◆ **What to work on**: Copy each line that contains the string "Conducting".

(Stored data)
# # # # #

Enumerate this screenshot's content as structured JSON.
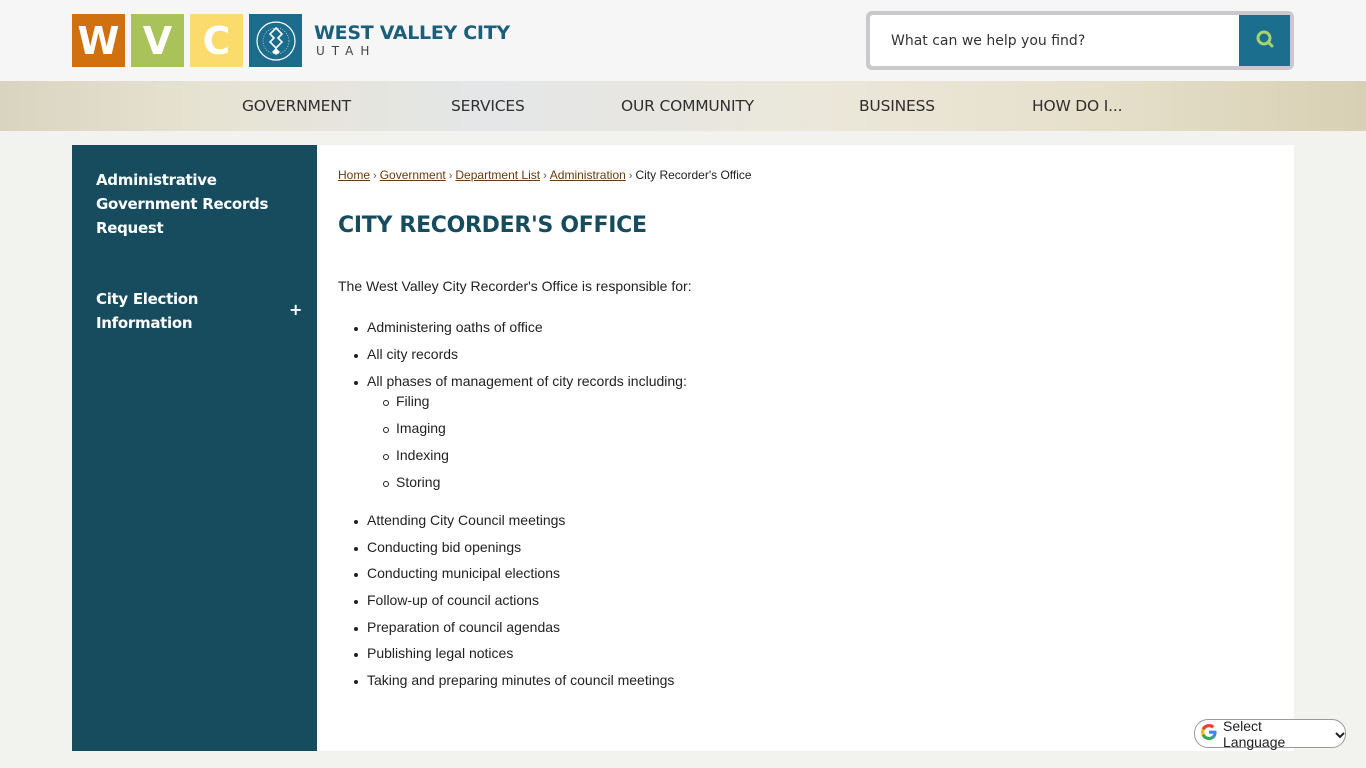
{
  "header": {
    "logo": {
      "tiles": [
        "W",
        "V",
        "C"
      ],
      "title": "WEST VALLEY CITY",
      "subtitle": "UTAH",
      "seal_icon": "city-seal-icon"
    },
    "search": {
      "placeholder": "What can we help you find?",
      "value": "",
      "button_icon": "search-icon"
    }
  },
  "nav": {
    "items": [
      {
        "label": "GOVERNMENT"
      },
      {
        "label": "SERVICES"
      },
      {
        "label": "OUR COMMUNITY"
      },
      {
        "label": "BUSINESS"
      },
      {
        "label": "HOW DO I..."
      }
    ]
  },
  "sidebar": {
    "items": [
      {
        "label": "Administrative Government Records Request",
        "expandable": false
      },
      {
        "label": "City Election Information",
        "expandable": true,
        "expand_icon": "plus-icon"
      }
    ]
  },
  "breadcrumb": {
    "links": [
      "Home",
      "Government",
      "Department List",
      "Administration"
    ],
    "current": "City Recorder's Office",
    "separator": "›"
  },
  "content": {
    "title": "CITY RECORDER'S OFFICE",
    "intro": "The West Valley City Recorder's Office is responsible for:",
    "items": [
      "Administering oaths of office",
      "All city records",
      "All phases of management of city records including:"
    ],
    "subitems": [
      "Filing",
      "Imaging",
      "Indexing",
      "Storing"
    ],
    "items_after": [
      "Attending City Council meetings",
      "Conducting bid openings",
      "Conducting municipal elections",
      "Follow-up of council actions",
      "Preparation of council agendas",
      "Publishing legal notices",
      "Taking and preparing minutes of council meetings"
    ]
  },
  "translate": {
    "label": "Select Language",
    "icon": "google-icon"
  },
  "colors": {
    "brand_teal": "#174c5f",
    "accent_blue": "#1c6e8e",
    "tile_orange": "#d0700f",
    "tile_green": "#a9c25a",
    "tile_yellow": "#fbdb6c",
    "link_brown": "#6b3a0c"
  }
}
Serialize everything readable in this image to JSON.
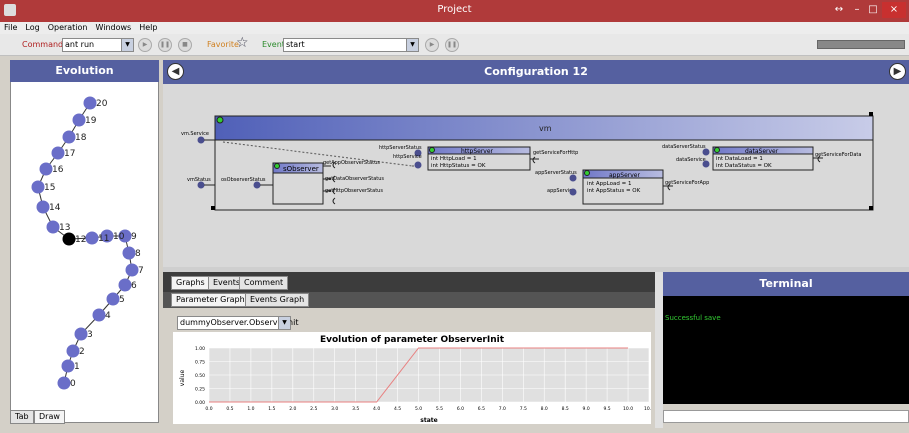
{
  "window": {
    "title": "Project",
    "controls": [
      "↔",
      "–",
      "□",
      "×"
    ]
  },
  "menu": [
    "File",
    "Log",
    "Operation",
    "Windows",
    "Help"
  ],
  "toolbar": {
    "command_label": "Command",
    "command_value": "ant run",
    "favorite_label": "Favorite",
    "event_label": "Event",
    "event_value": "start"
  },
  "evolution": {
    "title": "Evolution",
    "nodes": [
      "0",
      "1",
      "2",
      "3",
      "4",
      "5",
      "6",
      "7",
      "8",
      "9",
      "10",
      "11",
      "12",
      "13",
      "14",
      "15",
      "16",
      "17",
      "18",
      "19",
      "20"
    ],
    "tabs": [
      "Tab",
      "Draw"
    ]
  },
  "config": {
    "title": "Configuration 12",
    "prev": "◀",
    "next": "▶",
    "vm_label": "vm",
    "ports": {
      "vmService": "vm.Service",
      "vmStatus": "vmStatus",
      "osObserverStatus": "osObserverStatus",
      "getAppObserverStatus": "getAppObserverStatus",
      "getDataObserverStatus": "getDataObserverStatus",
      "getHttpObserverStatus": "getHttpObserverStatus",
      "httpServerStatus": "httpServerStatus",
      "httpService": "httpService",
      "getServiceForHttp": "getServiceForHttp",
      "appServerStatus": "appServerStatus",
      "appService": "appService",
      "getServiceForApp": "getServiceForApp",
      "dataServerStatus": "dataServerStatus",
      "dataService": "dataService",
      "getServiceForData": "getServiceForData"
    },
    "components": {
      "observer": {
        "name": "sObserver"
      },
      "httpServer": {
        "name": "httpServer",
        "attrs": [
          "int HttpLoad = 1",
          "int HttpStatus = OK"
        ]
      },
      "appServer": {
        "name": "appServer",
        "attrs": [
          "int AppLoad = 1",
          "int AppStatus = OK"
        ]
      },
      "dataServer": {
        "name": "dataServer",
        "attrs": [
          "int DataLoad = 1",
          "int DataStatus = OK"
        ]
      }
    }
  },
  "bottom": {
    "tabs": [
      "Graphs",
      "Events",
      "Comment"
    ],
    "subtabs": [
      "Parameter Graph",
      "Events Graph"
    ],
    "param_select": "dummyObserver.ObserverInit"
  },
  "chart_data": {
    "type": "line",
    "title": "Evolution of parameter ObserverInit",
    "xlabel": "state",
    "ylabel": "value",
    "xlim": [
      0,
      10.5
    ],
    "ylim": [
      0,
      1.0
    ],
    "xticks": [
      "0.0",
      "0.5",
      "1.0",
      "1.5",
      "2.0",
      "2.5",
      "3.0",
      "3.5",
      "4.0",
      "4.5",
      "5.0",
      "5.5",
      "6.0",
      "6.5",
      "7.0",
      "7.5",
      "8.0",
      "8.5",
      "9.0",
      "9.5",
      "10.0",
      "10.5"
    ],
    "yticks": [
      "0.00",
      "0.25",
      "0.50",
      "0.75",
      "1.00"
    ],
    "series": [
      {
        "color": "#e88080",
        "x": [
          0,
          4,
          5,
          10
        ],
        "y": [
          0,
          0,
          1,
          1
        ]
      }
    ]
  },
  "terminal": {
    "title": "Terminal",
    "text": "Successful save"
  },
  "colors": {
    "header": "#5560a0",
    "node": "#6a6ec8",
    "titlebar": "#b03a3a",
    "vm": "#5560a0"
  }
}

# # # # #

◆ **Result for this task**:
      "Conducting bid openings",
      "Conducting municipal elections",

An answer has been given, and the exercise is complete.